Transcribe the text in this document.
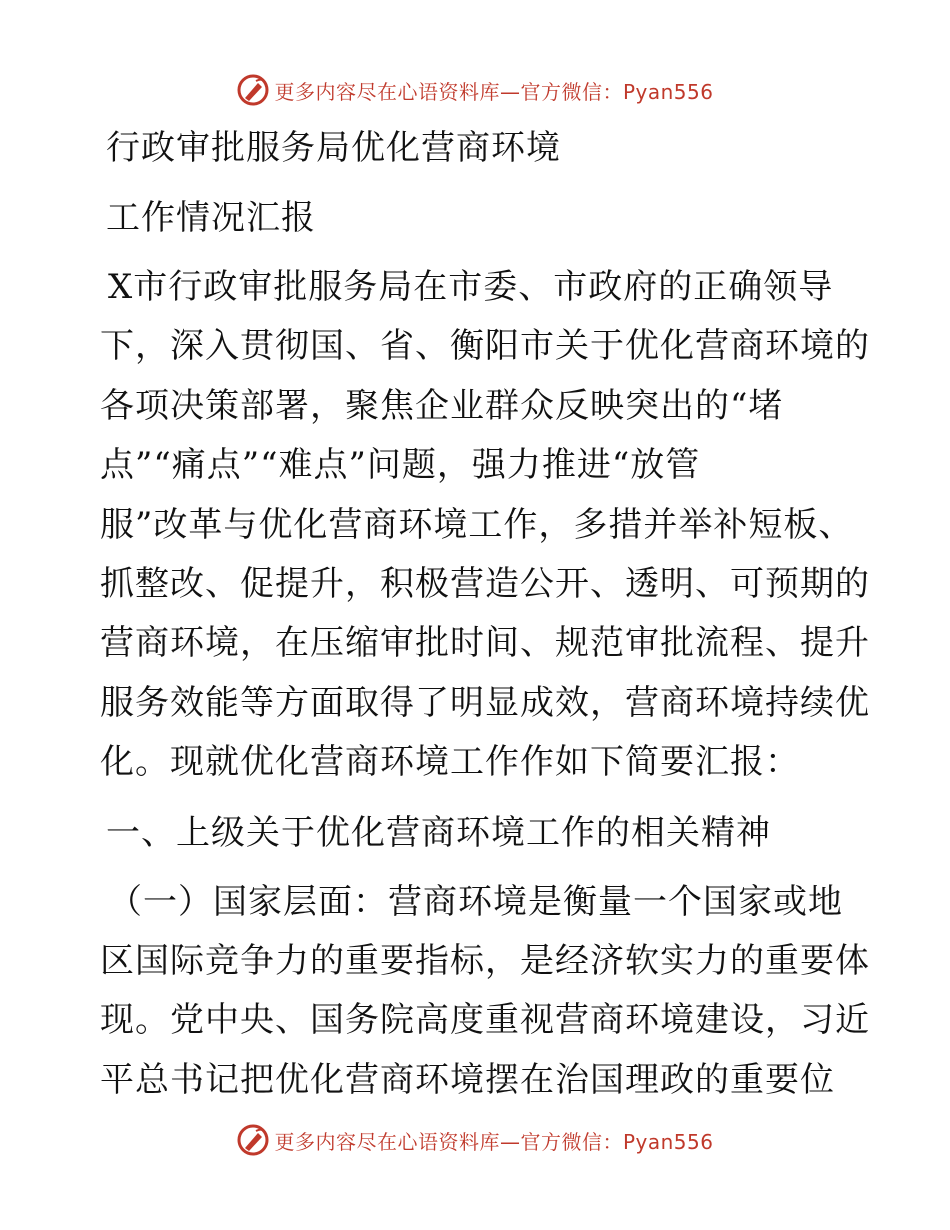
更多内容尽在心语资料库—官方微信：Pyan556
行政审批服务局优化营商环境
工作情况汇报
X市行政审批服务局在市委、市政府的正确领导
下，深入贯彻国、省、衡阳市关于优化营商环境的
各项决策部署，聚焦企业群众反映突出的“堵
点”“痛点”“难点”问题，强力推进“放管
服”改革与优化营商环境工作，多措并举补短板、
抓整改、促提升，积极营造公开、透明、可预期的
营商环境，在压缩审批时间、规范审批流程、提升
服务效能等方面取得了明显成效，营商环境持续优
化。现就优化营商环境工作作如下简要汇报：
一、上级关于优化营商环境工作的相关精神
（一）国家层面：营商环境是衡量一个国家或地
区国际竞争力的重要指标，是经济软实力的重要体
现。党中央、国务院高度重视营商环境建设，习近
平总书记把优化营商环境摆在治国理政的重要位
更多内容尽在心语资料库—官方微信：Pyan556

● ● ●

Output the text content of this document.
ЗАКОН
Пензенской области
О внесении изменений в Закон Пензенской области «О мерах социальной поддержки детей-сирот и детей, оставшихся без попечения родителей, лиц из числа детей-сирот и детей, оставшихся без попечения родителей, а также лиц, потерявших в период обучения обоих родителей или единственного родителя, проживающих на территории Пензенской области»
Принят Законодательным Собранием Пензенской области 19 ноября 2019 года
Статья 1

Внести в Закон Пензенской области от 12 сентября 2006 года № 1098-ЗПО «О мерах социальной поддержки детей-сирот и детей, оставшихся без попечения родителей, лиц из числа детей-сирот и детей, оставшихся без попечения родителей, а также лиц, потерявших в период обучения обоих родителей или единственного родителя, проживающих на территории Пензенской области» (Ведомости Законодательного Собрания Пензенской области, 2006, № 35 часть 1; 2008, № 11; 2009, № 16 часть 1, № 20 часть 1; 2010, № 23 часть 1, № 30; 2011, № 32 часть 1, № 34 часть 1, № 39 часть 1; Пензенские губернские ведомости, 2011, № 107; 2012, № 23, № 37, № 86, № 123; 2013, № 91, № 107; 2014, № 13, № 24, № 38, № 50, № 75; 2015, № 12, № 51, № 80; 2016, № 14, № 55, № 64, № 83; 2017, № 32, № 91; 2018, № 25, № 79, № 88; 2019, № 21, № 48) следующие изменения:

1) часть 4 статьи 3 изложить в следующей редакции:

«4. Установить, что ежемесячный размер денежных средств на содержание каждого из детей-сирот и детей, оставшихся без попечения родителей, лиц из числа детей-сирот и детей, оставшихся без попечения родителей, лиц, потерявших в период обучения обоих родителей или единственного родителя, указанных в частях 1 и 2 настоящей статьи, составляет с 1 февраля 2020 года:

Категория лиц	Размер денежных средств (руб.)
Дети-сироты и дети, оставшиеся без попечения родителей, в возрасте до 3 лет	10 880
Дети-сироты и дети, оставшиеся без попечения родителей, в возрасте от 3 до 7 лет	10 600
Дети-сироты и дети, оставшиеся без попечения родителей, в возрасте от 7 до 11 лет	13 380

● ● ●

WHAT TO PRODUCE ▸ Pull out all lines in the data above that include "статьи".

TASK RESPONSE ▸
1) часть 4 статьи 3 изложить в следующей редакции:
«4. Установить, что ежемесячный размер денежных средств на содержание каждого из детей-сирот и детей, оставшихся без попечения родителей, лиц из числа детей-сирот и детей, оставшихся без попечения родителей, лиц, потерявших в период обучения обоих родителей или единственного родителя, указанных в частях 1 и 2 настоящей статьи, составляет с 1 февраля 2020 года:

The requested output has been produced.